Collected data —

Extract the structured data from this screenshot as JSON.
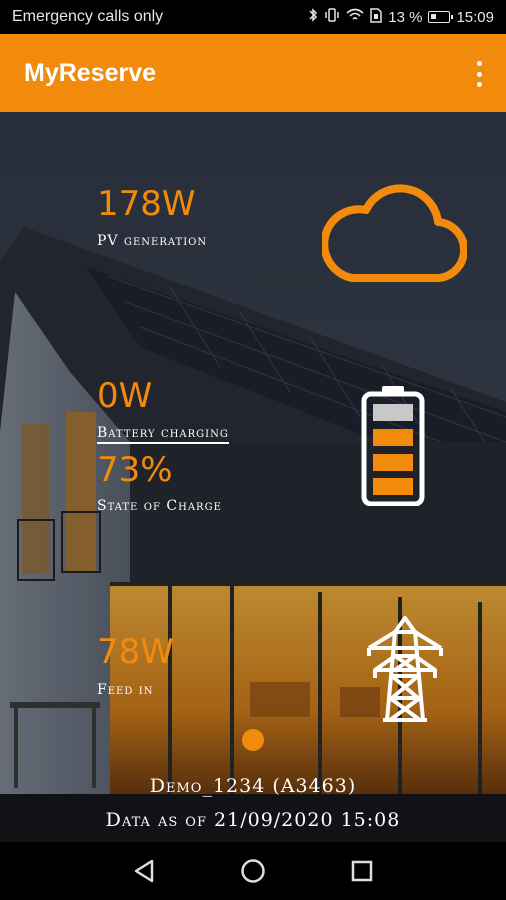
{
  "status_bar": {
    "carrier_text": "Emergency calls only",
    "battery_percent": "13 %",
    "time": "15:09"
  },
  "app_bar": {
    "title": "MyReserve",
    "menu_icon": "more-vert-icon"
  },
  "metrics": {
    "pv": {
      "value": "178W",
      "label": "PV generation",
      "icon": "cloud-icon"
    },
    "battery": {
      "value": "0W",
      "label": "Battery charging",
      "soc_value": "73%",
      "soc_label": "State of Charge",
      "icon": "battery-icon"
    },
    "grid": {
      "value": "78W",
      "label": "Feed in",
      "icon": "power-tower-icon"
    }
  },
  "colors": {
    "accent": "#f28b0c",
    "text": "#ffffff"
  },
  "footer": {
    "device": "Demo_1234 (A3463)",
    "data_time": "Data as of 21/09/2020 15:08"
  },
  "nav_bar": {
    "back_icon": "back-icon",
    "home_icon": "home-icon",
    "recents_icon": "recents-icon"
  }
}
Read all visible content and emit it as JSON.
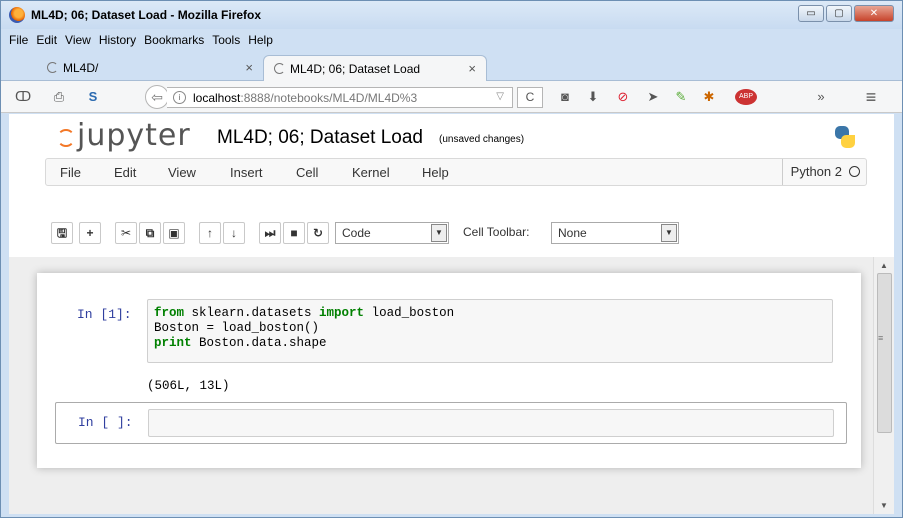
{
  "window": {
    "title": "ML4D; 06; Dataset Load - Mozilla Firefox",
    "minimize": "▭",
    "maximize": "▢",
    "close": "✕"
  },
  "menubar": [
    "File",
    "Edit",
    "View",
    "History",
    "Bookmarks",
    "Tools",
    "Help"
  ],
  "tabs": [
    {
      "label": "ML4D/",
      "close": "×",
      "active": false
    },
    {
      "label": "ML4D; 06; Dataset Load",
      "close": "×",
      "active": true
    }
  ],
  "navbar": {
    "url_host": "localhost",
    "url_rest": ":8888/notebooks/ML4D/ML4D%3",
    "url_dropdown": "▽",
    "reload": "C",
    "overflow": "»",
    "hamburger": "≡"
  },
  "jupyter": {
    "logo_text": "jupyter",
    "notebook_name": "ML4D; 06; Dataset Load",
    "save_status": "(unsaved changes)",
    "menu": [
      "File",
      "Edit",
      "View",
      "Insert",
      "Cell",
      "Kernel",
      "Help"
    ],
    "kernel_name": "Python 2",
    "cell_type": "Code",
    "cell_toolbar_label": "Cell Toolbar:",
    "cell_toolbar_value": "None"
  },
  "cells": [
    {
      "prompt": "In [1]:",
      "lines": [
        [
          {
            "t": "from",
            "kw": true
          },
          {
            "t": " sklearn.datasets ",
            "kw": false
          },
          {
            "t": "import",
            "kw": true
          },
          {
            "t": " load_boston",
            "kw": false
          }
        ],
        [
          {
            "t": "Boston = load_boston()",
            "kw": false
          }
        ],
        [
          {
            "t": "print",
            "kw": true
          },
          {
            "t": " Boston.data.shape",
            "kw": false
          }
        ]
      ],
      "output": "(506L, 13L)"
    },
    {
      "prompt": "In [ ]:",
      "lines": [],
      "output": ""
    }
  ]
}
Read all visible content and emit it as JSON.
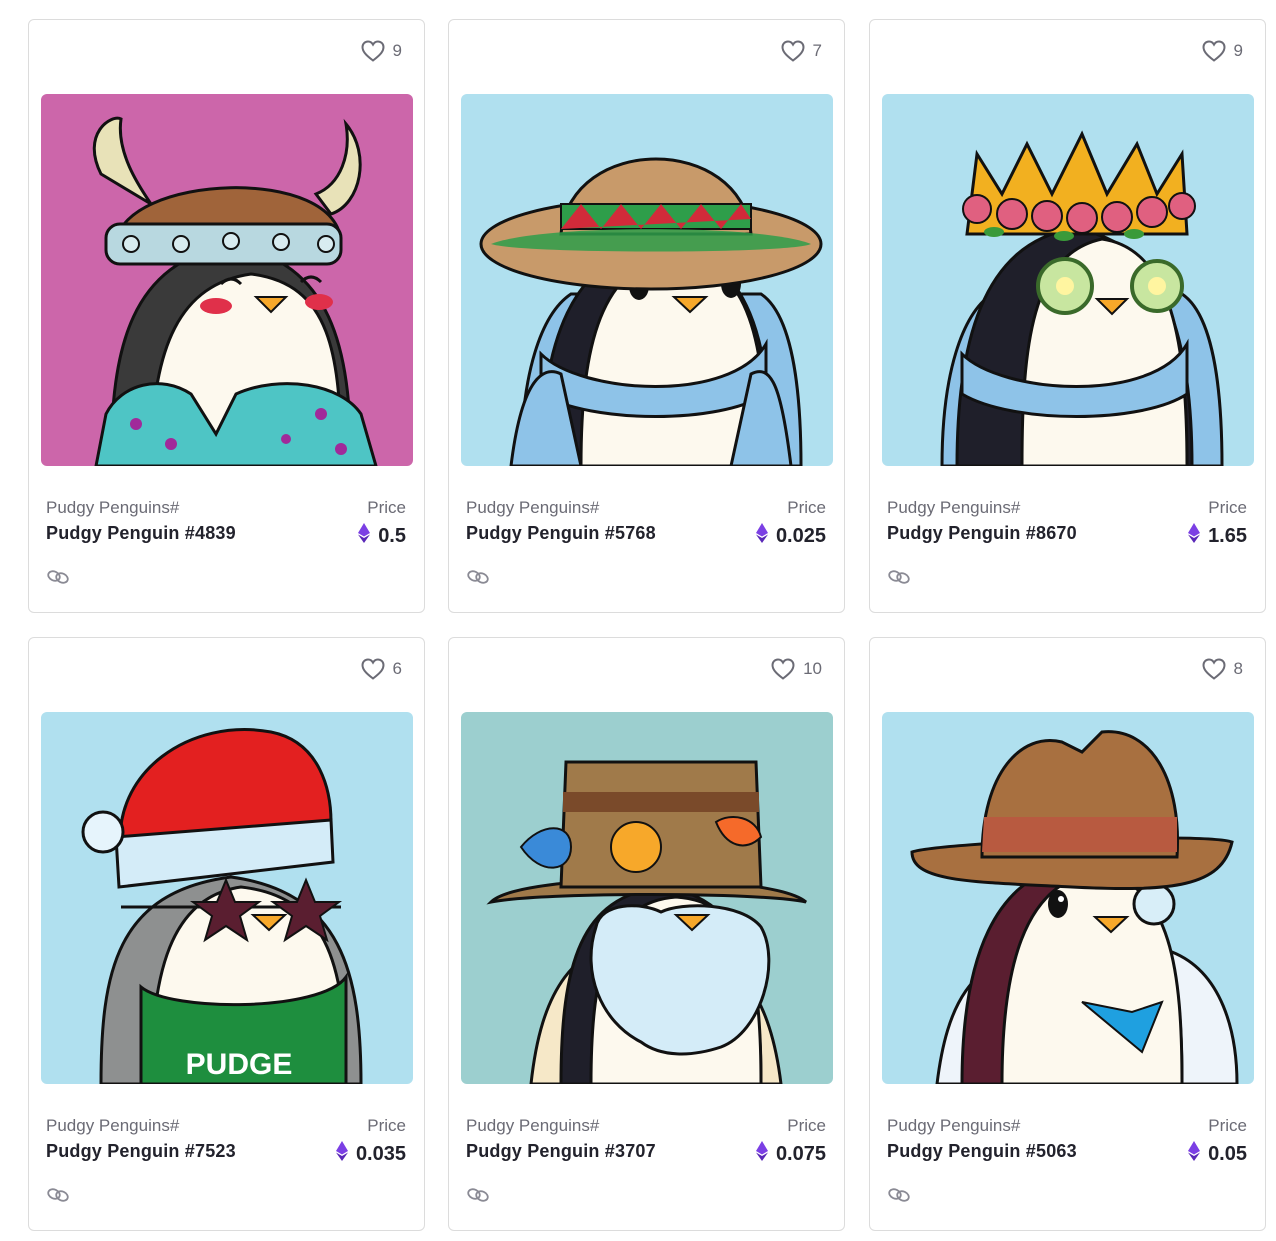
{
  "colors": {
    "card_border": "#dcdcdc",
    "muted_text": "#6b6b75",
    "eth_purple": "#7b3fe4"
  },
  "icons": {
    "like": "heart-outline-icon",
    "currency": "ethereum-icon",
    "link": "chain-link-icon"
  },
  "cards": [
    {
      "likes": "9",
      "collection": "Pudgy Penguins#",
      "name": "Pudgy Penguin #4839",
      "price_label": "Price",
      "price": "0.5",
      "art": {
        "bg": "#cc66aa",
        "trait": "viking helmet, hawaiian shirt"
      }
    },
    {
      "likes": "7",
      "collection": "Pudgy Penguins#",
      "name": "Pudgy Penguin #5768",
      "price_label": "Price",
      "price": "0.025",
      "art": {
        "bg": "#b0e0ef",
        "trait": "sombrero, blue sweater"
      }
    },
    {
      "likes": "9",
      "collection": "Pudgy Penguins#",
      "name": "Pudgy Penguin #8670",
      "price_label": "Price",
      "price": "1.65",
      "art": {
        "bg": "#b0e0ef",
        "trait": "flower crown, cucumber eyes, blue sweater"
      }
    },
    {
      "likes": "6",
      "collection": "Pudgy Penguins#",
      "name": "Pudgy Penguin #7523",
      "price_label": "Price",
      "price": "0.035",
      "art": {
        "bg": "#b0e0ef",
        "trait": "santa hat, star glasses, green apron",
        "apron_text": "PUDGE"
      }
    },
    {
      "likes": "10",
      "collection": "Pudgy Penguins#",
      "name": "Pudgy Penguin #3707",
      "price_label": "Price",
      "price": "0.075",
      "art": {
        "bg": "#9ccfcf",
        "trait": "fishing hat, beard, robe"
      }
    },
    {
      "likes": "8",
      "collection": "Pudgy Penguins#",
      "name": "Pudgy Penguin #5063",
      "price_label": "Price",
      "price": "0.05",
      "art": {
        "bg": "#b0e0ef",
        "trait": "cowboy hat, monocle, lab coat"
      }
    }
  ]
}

Required work —
Write out again every line above exactly as given; the pictures do not belong in the copy.

Result of this task —
Extract the structured data from this screenshot as JSON.
{
  "status_bar": {
    "carrier_text": "Emergency calls only",
    "battery_percent": "13 %",
    "time": "15:09"
  },
  "app_bar": {
    "title": "MyReserve",
    "menu_icon": "more-vert-icon"
  },
  "metrics": {
    "pv": {
      "value": "178W",
      "label": "PV generation",
      "icon": "cloud-icon"
    },
    "battery": {
      "value": "0W",
      "label": "Battery charging",
      "soc_value": "73%",
      "soc_label": "State of Charge",
      "icon": "battery-icon"
    },
    "grid": {
      "value": "78W",
      "label": "Feed in",
      "icon": "power-tower-icon"
    }
  },
  "colors": {
    "accent": "#f28b0c",
    "text": "#ffffff"
  },
  "footer": {
    "device": "Demo_1234 (A3463)",
    "data_time": "Data as of 21/09/2020 15:08"
  },
  "nav_bar": {
    "back_icon": "back-icon",
    "home_icon": "home-icon",
    "recents_icon": "recents-icon"
  }
}
Read all visible content and emit it as JSON.
{
  "window": {
    "title": "ML4D; 06; Dataset Load - Mozilla Firefox",
    "minimize": "▭",
    "maximize": "▢",
    "close": "✕"
  },
  "menubar": [
    "File",
    "Edit",
    "View",
    "History",
    "Bookmarks",
    "Tools",
    "Help"
  ],
  "tabs": [
    {
      "label": "ML4D/",
      "close": "×",
      "active": false
    },
    {
      "label": "ML4D; 06; Dataset Load",
      "close": "×",
      "active": true
    }
  ],
  "navbar": {
    "url_host": "localhost",
    "url_rest": ":8888/notebooks/ML4D/ML4D%3",
    "url_dropdown": "▽",
    "reload": "C",
    "overflow": "»",
    "hamburger": "≡"
  },
  "jupyter": {
    "logo_text": "jupyter",
    "notebook_name": "ML4D; 06; Dataset Load",
    "save_status": "(unsaved changes)",
    "menu": [
      "File",
      "Edit",
      "View",
      "Insert",
      "Cell",
      "Kernel",
      "Help"
    ],
    "kernel_name": "Python 2",
    "cell_type": "Code",
    "cell_toolbar_label": "Cell Toolbar:",
    "cell_toolbar_value": "None"
  },
  "cells": [
    {
      "prompt": "In [1]:",
      "lines": [
        [
          {
            "t": "from",
            "kw": true
          },
          {
            "t": " sklearn.datasets ",
            "kw": false
          },
          {
            "t": "import",
            "kw": true
          },
          {
            "t": " load_boston",
            "kw": false
          }
        ],
        [
          {
            "t": "Boston = load_boston()",
            "kw": false
          }
        ],
        [
          {
            "t": "print",
            "kw": true
          },
          {
            "t": " Boston.data.shape",
            "kw": false
          }
        ]
      ],
      "output": "(506L, 13L)"
    },
    {
      "prompt": "In [ ]:",
      "lines": [],
      "output": ""
    }
  ]
}
Read all visible content and emit it as JSON.
{
  "colors": {
    "card_border": "#dcdcdc",
    "muted_text": "#6b6b75",
    "eth_purple": "#7b3fe4"
  },
  "icons": {
    "like": "heart-outline-icon",
    "currency": "ethereum-icon",
    "link": "chain-link-icon"
  },
  "cards": [
    {
      "likes": "9",
      "collection": "Pudgy Penguins#",
      "name": "Pudgy Penguin #4839",
      "price_label": "Price",
      "price": "0.5",
      "art": {
        "bg": "#cc66aa",
        "trait": "viking helmet, hawaiian shirt"
      }
    },
    {
      "likes": "7",
      "collection": "Pudgy Penguins#",
      "name": "Pudgy Penguin #5768",
      "price_label": "Price",
      "price": "0.025",
      "art": {
        "bg": "#b0e0ef",
        "trait": "sombrero, blue sweater"
      }
    },
    {
      "likes": "9",
      "collection": "Pudgy Penguins#",
      "name": "Pudgy Penguin #8670",
      "price_label": "Price",
      "price": "1.65",
      "art": {
        "bg": "#b0e0ef",
        "trait": "flower crown, cucumber eyes, blue sweater"
      }
    },
    {
      "likes": "6",
      "collection": "Pudgy Penguins#",
      "name": "Pudgy Penguin #7523",
      "price_label": "Price",
      "price": "0.035",
      "art": {
        "bg": "#b0e0ef",
        "trait": "santa hat, star glasses, green apron",
        "apron_text": "PUDGE"
      }
    },
    {
      "likes": "10",
      "collection": "Pudgy Penguins#",
      "name": "Pudgy Penguin #3707",
      "price_label": "Price",
      "price": "0.075",
      "art": {
        "bg": "#9ccfcf",
        "trait": "fishing hat, beard, robe"
      }
    },
    {
      "likes": "8",
      "collection": "Pudgy Penguins#",
      "name": "Pudgy Penguin #5063",
      "price_label": "Price",
      "price": "0.05",
      "art": {
        "bg": "#b0e0ef",
        "trait": "cowboy hat, monocle, lab coat"
      }
    }
  ]
}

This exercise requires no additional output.